**WHAT IS NEEDED**
Return the records below from the line containing "Read this page and output its text content." onward, exactly, through and including the last line.

______

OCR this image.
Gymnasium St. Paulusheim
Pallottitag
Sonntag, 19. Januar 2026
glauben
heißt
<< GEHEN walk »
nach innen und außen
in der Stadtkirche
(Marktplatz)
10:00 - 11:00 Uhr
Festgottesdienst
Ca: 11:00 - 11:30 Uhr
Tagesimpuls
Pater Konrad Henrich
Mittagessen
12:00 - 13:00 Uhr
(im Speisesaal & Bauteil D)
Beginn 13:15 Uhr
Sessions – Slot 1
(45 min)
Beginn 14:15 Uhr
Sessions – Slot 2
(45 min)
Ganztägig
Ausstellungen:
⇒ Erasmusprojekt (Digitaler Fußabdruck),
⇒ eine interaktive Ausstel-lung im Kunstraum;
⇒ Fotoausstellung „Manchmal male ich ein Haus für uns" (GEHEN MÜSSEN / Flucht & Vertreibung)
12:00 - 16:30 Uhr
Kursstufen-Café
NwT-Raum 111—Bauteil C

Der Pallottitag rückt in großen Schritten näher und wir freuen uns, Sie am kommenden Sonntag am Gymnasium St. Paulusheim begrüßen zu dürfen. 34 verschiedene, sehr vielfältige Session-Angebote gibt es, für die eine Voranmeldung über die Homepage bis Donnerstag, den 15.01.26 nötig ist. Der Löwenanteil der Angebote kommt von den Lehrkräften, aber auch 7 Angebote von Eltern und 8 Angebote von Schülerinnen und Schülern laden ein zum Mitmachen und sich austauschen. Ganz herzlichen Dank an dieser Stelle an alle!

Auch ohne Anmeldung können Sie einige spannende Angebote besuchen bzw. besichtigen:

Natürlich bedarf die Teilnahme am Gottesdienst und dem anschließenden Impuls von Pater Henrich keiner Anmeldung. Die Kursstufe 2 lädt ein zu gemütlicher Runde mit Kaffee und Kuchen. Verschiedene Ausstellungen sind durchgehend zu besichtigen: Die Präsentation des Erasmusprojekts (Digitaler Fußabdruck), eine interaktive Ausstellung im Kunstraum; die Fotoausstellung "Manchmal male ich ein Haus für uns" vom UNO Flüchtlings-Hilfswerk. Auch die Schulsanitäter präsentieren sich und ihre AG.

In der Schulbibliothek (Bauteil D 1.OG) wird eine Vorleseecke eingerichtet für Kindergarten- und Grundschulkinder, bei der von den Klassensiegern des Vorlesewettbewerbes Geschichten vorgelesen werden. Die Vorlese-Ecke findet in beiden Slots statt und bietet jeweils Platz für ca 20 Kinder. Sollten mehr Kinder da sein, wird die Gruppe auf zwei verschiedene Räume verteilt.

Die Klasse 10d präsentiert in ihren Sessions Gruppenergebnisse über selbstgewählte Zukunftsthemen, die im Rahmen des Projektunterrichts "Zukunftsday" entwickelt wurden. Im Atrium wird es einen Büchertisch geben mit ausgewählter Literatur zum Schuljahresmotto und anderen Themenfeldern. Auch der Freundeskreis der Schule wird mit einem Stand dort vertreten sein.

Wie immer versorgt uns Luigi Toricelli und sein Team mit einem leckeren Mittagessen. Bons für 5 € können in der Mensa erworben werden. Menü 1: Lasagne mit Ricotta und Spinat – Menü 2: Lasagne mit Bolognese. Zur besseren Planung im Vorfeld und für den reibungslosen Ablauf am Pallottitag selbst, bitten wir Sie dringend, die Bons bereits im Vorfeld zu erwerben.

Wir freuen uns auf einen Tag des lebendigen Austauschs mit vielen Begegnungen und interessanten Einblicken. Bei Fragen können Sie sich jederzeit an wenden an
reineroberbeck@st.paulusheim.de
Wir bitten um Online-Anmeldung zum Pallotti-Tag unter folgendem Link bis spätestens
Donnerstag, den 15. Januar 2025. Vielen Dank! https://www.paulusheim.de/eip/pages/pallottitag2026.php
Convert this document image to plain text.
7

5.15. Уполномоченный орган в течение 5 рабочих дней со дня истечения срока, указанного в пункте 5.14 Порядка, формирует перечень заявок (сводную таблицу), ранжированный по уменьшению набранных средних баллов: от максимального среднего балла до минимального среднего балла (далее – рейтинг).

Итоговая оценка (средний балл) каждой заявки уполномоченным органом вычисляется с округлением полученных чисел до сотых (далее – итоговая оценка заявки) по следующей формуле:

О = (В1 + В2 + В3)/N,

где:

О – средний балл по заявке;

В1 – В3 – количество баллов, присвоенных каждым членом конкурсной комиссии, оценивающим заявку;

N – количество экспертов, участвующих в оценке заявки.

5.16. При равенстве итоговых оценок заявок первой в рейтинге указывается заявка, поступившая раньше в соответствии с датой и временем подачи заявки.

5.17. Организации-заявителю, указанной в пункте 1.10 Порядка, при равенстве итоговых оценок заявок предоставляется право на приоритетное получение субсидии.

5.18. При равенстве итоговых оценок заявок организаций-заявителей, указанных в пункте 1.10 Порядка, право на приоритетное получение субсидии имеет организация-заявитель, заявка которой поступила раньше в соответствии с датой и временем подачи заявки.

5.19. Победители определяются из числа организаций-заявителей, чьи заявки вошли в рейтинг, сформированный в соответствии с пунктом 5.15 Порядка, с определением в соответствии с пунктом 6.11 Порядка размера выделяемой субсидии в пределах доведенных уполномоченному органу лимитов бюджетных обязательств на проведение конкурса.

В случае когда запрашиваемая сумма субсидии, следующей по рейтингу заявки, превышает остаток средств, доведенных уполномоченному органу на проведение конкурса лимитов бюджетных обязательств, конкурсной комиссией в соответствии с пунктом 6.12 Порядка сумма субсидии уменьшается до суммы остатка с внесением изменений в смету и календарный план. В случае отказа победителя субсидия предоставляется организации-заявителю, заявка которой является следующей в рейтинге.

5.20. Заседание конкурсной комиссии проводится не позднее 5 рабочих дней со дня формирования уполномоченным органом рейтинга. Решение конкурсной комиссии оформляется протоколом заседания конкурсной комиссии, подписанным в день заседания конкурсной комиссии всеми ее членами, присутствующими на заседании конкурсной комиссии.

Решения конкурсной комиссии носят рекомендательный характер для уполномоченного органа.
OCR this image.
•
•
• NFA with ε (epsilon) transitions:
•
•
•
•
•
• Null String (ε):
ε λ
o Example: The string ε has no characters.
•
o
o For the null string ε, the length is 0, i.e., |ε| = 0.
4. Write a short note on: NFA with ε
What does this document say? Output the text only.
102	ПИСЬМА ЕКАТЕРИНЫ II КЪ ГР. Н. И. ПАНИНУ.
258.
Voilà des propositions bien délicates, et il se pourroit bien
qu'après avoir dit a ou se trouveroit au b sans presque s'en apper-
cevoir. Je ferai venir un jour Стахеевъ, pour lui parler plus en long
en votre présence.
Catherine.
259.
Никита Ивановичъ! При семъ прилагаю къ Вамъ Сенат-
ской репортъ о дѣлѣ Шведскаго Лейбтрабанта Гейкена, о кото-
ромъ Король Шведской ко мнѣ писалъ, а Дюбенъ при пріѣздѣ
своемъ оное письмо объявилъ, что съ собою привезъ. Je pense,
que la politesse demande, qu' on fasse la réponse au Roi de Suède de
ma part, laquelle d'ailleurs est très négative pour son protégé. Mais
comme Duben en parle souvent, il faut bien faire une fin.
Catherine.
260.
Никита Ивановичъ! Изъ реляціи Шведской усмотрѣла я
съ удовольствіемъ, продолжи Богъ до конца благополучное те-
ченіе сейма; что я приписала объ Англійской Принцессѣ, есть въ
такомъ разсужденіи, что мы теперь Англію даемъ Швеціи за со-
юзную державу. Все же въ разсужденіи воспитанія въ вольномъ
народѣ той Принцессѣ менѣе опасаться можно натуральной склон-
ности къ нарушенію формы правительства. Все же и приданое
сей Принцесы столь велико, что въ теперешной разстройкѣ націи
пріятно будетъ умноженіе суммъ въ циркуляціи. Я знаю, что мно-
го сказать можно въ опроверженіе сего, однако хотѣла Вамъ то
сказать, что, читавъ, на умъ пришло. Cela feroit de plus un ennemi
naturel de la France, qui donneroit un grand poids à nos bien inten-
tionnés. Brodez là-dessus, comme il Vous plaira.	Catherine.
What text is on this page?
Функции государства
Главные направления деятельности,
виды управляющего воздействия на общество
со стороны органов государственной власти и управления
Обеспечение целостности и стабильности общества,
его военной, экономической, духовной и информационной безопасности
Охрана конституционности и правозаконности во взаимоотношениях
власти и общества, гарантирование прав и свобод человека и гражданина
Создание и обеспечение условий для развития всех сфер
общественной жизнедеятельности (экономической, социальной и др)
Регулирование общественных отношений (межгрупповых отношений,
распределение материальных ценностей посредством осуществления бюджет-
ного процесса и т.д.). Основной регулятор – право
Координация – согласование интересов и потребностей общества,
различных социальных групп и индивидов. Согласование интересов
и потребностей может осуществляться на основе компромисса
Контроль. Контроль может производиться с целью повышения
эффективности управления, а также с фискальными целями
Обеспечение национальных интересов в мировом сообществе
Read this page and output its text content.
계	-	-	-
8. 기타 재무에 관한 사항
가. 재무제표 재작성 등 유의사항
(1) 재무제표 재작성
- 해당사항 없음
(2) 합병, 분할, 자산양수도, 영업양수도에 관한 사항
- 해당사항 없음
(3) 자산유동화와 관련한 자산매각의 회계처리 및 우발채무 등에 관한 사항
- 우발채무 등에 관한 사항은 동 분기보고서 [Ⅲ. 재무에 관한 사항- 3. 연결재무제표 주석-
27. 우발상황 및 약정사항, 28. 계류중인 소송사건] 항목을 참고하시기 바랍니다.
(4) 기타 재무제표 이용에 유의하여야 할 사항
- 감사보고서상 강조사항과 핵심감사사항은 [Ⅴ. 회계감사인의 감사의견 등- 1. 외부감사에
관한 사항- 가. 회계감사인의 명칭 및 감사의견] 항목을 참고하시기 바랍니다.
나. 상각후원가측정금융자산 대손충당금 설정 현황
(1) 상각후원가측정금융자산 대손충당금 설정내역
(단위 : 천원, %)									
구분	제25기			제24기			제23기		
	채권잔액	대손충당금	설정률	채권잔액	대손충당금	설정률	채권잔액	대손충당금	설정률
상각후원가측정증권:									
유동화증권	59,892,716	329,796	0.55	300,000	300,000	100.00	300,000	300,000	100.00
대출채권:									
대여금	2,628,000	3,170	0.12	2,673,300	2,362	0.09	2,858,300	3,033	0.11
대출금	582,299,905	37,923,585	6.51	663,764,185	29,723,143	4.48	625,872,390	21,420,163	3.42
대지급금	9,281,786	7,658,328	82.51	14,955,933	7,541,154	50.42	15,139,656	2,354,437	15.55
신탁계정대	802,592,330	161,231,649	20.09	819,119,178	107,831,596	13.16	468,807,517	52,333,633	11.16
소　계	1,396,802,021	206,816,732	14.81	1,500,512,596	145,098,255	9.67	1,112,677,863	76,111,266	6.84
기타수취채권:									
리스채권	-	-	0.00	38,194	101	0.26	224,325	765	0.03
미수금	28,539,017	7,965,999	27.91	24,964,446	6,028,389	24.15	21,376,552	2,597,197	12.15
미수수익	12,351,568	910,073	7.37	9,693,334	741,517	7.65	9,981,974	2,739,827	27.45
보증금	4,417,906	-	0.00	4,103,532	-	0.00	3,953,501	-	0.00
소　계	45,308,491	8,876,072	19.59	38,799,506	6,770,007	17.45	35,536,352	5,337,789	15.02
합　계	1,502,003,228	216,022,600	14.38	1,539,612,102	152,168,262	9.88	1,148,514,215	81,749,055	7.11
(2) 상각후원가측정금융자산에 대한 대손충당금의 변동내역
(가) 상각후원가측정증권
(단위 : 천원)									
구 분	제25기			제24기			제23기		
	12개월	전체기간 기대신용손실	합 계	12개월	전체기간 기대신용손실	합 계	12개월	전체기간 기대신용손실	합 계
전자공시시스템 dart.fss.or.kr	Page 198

______

**THE SOLUTION**
Read this page and output its text content.
계	-	-	-
8. 기타 재무에 관한 사항
가. 재무제표 재작성 등 유의사항
(1) 재무제표 재작성
- 해당사항 없음
(2) 합병, 분할, 자산양수도, 영업양수도에 관한 사항
- 해당사항 없음
(3) 자산유동화와 관련한 자산매각의 회계처리 및 우발채무 등에 관한 사항
- 우발채무 등에 관한 사항은 동 분기보고서 [Ⅲ. 재무에 관한 사항- 3. 연결재무제표 주석-
27. 우발상황 및 약정사항, 28. 계류중인 소송사건] 항목을 참고하시기 바랍니다.
(4) 기타 재무제표 이용에 유의하여야 할 사항
- 감사보고서상 강조사항과 핵심감사사항은 [Ⅴ. 회계감사인의 감사의견 등- 1. 외부감사에
관한 사항- 가. 회계감사인의 명칭 및 감사의견] 항목을 참고하시기 바랍니다.
나. 상각후원가측정금융자산 대손충당금 설정 현황
(1) 상각후원가측정금융자산 대손충당금 설정내역
(단위 : 천원, %)									
구분	제25기			제24기			제23기		
	채권잔액	대손충당금	설정률	채권잔액	대손충당금	설정률	채권잔액	대손충당금	설정률
상각후원가측정증권:									
유동화증권	59,892,716	329,796	0.55	300,000	300,000	100.00	300,000	300,000	100.00
대출채권:									
대여금	2,628,000	3,170	0.12	2,673,300	2,362	0.09	2,858,300	3,033	0.11
대출금	582,299,905	37,923,585	6.51	663,764,185	29,723,143	4.48	625,872,390	21,420,163	3.42
대지급금	9,281,786	7,658,328	82.51	14,955,933	7,541,154	50.42	15,139,656	2,354,437	15.55
신탁계정대	802,592,330	161,231,649	20.09	819,119,178	107,831,596	13.16	468,807,517	52,333,633	11.16
소　계	1,396,802,021	206,816,732	14.81	1,500,512,596	145,098,255	9.67	1,112,677,863	76,111,266	6.84
기타수취채권:									
리스채권	-	-	0.00	38,194	101	0.26	224,325	765	0.03
미수금	28,539,017	7,965,999	27.91	24,964,446	6,028,389	24.15	21,376,552	2,597,197	12.15
미수수익	12,351,568	910,073	7.37	9,693,334	741,517	7.65	9,981,974	2,739,827	27.45
보증금	4,417,906	-	0.00	4,103,532	-	0.00	3,953,501	-	0.00
소　계	45,308,491	8,876,072	19.59	38,799,506	6,770,007	17.45	35,536,352	5,337,789	15.02
합　계	1,502,003,228	216,022,600	14.38	1,539,612,102	152,168,262	9.88	1,148,514,215	81,749,055	7.11
(2) 상각후원가측정금융자산에 대한 대손충당금의 변동내역
(가) 상각후원가측정증권
(단위 : 천원)									
구 분	제25기			제24기			제23기		
	12개월	전체기간 기대신용손실	합 계	12개월	전체기간 기대신용손실	합 계	12개월	전체기간 기대신용손실	합 계
전자공시시스템 dart.fss.or.kr	Page 198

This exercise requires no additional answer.